Job: Will you write out all the entries below exactly?
── Extracted material ──
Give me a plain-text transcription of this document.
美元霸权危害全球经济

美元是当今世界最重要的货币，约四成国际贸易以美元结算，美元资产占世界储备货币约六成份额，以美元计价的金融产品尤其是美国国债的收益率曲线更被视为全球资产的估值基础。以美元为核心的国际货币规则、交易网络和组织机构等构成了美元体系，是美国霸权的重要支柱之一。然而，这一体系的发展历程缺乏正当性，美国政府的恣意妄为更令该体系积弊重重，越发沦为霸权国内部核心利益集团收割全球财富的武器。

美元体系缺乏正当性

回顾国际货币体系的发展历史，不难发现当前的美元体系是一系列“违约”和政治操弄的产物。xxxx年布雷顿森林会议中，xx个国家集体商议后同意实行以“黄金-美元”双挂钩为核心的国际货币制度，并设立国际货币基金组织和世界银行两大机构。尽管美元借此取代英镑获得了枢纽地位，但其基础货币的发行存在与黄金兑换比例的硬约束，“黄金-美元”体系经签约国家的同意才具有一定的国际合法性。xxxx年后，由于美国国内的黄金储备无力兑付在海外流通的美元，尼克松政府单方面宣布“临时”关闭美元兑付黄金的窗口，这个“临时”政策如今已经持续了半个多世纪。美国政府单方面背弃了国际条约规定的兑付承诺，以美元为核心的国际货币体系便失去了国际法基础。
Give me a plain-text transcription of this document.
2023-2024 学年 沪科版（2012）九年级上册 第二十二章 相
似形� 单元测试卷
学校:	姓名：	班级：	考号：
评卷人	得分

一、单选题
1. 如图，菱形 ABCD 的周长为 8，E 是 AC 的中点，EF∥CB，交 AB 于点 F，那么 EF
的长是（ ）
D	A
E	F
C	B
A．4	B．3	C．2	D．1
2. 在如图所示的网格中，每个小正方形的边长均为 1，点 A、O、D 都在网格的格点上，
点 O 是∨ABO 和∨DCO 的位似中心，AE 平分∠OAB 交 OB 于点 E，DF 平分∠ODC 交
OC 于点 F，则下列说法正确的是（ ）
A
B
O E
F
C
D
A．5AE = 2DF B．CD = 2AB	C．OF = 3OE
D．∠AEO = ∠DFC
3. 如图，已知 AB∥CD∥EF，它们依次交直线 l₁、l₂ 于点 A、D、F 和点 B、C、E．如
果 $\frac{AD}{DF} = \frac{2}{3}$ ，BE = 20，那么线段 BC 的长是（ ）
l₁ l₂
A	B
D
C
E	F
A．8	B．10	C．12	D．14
───
Answer to the exercise:
Give me a plain-text transcription of this document.
美元霸权危害全球经济

美元是当今世界最重要的货币，约四成国际贸易以美元结算，美元资产占世界储备货币约六成份额，以美元计价的金融产品尤其是美国国债的收益率曲线更被视为全球资产的估值基础。以美元为核心的国际货币规则、交易网络和组织机构等构成了美元体系，是美国霸权的重要支柱之一。然而，这一体系的发展历程缺乏正当性，美国政府的恣意妄为更令该体系积弊重重，越发沦为霸权国内部核心利益集团收割全球财富的武器。

美元体系缺乏正当性

回顾国际货币体系的发展历史，不难发现当前的美元体系是一系列“违约”和政治操弄的产物。xxxx年布雷顿森林会议中，xx个国家集体商议后同意实行以“黄金-美元”双挂钩为核心的国际货币制度，并设立国际货币基金组织和世界银行两大机构。尽管美元借此取代英镑获得了枢纽地位，但其基础货币的发行存在与黄金兑换比例的硬约束，“黄金-美元”体系经签约国家的同意才具有一定的国际合法性。xxxx年后，由于美国国内的黄金储备无力兑付在海外流通的美元，尼克松政府单方面宣布“临时”关闭美元兑付黄金的窗口，这个“临时”政策如今已经持续了半个多世纪。美国政府单方面背弃了国际条约规定的兑付承诺，以美元为核心的国际货币体系便失去了国际法基础。
Give me a plain-text transcription of this document.
2023-2024 学年 沪科版（2012）九年级上册 第二十二章 相
似形� 单元测试卷
学校:	姓名：	班级：	考号：
评卷人	得分

一、单选题
1. 如图，菱形 ABCD 的周长为 8，E 是 AC 的中点，EF∥CB，交 AB 于点 F，那么 EF
的长是（ ）
D	A
E	F
C	B
A．4	B．3	C．2	D．1
2. 在如图所示的网格中，每个小正方形的边长均为 1，点 A、O、D 都在网格的格点上，
点 O 是∨ABO 和∨DCO 的位似中心，AE 平分∠OAB 交 OB 于点 E，DF 平分∠ODC 交
OC 于点 F，则下列说法正确的是（ ）
A
B
O E
F
C
D
A．5AE = 2DF B．CD = 2AB	C．OF = 3OE
D．∠AEO = ∠DFC
3. 如图，已知 AB∥CD∥EF，它们依次交直线 l₁、l₂ 于点 A、D、F 和点 B、C、E．如
果 $\frac{AD}{DF} = \frac{2}{3}$ ，BE = 20，那么线段 BC 的长是（ ）
l₁ l₂
A	B
D
C
E	F
A．8	B．10	C．12	D．14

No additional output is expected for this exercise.